> _SHORT PROBLEM_
How many lines in this material include the string "группа"? Answer with the number and nothing further.
▼
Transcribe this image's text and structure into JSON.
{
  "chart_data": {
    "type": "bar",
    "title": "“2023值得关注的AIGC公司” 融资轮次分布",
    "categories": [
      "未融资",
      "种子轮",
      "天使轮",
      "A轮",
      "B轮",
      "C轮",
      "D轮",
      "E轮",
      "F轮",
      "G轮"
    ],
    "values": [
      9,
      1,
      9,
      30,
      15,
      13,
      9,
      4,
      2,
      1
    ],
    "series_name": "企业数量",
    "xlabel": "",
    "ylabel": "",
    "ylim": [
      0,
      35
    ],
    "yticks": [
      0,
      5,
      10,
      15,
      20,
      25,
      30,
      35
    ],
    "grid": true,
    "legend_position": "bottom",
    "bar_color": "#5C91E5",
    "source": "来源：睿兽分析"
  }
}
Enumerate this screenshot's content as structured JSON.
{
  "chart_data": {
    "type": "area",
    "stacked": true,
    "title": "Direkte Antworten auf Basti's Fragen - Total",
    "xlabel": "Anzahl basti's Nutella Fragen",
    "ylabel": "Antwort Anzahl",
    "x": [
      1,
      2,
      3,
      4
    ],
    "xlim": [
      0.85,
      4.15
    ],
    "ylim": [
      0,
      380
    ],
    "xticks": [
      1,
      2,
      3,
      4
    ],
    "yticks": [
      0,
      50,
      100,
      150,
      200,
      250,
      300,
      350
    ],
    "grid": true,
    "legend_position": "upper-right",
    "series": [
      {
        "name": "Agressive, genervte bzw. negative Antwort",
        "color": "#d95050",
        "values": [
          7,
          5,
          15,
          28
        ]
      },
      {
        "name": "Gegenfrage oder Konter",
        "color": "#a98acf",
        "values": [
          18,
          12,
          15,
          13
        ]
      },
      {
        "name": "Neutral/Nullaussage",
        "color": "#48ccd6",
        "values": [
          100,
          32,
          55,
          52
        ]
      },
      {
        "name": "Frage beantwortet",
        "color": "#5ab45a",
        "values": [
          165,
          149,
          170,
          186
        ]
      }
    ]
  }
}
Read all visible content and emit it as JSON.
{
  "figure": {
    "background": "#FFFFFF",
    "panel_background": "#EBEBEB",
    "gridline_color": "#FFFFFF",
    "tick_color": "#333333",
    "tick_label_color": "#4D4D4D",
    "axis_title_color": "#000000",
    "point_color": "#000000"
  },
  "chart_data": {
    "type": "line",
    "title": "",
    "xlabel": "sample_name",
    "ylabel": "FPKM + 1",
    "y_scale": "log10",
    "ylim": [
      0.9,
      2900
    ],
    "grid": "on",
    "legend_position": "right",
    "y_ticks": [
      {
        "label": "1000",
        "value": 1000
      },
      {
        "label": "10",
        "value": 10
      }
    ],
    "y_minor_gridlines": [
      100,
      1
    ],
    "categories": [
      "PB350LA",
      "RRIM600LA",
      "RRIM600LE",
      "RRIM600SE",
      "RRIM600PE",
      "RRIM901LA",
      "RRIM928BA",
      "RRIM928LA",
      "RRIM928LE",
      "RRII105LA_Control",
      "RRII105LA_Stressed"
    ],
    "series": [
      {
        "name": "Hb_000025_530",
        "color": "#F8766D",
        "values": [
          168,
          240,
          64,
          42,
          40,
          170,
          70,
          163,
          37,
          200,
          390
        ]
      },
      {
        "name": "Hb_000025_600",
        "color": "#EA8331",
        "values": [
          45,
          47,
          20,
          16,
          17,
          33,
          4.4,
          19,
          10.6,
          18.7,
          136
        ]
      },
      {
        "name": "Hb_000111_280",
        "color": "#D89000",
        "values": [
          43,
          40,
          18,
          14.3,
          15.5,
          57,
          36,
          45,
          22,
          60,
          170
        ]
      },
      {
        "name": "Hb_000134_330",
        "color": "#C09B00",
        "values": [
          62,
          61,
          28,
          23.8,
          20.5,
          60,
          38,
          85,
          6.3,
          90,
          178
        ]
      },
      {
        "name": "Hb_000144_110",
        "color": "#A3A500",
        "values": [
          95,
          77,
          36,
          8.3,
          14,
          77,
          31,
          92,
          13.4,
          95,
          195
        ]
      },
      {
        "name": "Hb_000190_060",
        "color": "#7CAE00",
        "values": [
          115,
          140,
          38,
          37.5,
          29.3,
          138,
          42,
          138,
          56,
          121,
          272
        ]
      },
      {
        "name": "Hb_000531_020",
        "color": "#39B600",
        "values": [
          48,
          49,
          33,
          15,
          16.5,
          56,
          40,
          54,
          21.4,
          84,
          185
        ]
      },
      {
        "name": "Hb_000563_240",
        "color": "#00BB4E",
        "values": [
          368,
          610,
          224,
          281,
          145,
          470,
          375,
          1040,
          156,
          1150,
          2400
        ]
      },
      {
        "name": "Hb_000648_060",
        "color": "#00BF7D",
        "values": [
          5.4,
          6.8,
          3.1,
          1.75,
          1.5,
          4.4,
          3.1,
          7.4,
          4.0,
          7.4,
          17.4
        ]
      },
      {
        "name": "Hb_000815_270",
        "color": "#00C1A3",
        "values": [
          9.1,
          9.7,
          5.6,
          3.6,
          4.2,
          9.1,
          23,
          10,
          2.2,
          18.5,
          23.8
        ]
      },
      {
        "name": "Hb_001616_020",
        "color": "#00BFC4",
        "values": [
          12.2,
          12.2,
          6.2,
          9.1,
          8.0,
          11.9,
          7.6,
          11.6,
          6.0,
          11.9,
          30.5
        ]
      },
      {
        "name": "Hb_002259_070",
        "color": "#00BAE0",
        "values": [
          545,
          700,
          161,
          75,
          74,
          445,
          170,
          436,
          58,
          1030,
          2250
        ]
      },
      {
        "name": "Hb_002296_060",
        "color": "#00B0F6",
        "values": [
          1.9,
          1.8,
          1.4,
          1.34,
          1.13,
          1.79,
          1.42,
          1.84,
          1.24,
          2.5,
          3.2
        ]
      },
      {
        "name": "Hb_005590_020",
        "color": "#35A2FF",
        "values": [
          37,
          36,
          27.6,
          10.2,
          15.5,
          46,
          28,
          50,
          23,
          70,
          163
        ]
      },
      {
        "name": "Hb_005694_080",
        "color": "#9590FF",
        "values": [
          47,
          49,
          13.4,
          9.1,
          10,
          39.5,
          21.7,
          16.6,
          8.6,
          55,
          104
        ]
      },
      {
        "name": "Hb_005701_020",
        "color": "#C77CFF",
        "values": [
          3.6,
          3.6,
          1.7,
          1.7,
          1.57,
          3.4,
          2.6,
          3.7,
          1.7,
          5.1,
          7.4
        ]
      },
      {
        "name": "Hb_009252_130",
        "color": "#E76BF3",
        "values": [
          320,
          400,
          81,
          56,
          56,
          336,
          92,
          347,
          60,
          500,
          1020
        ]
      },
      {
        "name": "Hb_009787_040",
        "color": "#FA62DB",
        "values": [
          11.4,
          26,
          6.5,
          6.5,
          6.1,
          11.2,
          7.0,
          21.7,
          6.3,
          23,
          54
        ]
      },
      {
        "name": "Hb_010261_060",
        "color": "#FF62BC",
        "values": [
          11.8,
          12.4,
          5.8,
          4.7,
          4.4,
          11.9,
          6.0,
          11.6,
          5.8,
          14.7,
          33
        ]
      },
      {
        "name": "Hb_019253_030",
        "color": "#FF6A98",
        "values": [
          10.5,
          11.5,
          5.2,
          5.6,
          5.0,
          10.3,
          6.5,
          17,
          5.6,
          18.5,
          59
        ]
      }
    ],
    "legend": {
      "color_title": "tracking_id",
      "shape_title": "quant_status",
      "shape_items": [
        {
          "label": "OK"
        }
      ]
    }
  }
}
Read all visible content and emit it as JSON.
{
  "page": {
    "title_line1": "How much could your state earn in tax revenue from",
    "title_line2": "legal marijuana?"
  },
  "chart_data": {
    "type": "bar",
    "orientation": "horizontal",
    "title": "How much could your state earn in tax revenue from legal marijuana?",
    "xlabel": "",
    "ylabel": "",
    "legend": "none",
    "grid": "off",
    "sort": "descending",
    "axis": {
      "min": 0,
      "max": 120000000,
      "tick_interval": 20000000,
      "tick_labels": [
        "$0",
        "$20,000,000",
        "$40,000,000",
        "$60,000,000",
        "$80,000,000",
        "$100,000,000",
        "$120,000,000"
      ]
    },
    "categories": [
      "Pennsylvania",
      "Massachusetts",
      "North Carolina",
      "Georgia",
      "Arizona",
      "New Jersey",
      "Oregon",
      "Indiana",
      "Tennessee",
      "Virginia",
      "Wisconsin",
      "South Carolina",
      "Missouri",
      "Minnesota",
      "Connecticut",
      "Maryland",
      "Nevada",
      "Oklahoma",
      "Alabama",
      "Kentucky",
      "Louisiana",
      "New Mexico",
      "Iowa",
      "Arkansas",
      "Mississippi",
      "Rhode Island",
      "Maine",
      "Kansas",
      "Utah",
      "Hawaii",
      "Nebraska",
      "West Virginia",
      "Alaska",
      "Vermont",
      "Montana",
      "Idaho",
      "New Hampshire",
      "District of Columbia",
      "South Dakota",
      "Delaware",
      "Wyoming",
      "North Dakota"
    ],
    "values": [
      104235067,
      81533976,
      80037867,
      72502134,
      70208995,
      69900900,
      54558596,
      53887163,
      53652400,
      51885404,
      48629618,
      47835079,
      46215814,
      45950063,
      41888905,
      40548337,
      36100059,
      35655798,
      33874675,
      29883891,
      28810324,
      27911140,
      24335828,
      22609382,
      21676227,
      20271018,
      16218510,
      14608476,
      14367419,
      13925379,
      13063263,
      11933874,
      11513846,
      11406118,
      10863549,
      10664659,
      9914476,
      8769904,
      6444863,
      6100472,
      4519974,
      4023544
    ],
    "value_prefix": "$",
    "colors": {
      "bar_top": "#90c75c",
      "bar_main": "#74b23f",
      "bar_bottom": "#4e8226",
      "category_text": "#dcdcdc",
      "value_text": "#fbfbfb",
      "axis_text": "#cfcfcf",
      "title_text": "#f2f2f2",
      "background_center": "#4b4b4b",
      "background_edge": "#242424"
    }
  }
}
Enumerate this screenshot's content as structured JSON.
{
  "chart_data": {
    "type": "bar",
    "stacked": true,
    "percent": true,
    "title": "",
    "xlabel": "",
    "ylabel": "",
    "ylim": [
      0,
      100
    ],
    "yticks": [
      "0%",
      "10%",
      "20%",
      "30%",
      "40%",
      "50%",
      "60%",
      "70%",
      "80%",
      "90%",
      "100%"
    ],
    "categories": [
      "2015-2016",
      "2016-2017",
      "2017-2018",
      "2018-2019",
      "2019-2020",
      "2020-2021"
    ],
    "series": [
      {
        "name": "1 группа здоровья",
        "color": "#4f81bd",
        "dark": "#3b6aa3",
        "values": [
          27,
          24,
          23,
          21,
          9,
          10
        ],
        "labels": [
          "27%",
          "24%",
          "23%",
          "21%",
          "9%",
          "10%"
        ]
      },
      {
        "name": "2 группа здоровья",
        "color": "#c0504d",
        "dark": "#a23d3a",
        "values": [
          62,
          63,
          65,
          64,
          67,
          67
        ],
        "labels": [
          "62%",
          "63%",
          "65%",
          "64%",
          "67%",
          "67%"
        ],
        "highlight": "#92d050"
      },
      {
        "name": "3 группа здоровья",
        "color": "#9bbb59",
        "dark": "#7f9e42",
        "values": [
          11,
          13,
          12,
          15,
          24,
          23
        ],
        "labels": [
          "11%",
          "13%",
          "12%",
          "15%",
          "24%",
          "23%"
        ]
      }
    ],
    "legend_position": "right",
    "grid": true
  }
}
▲
> _REPLY TO THE EXERCISE_
3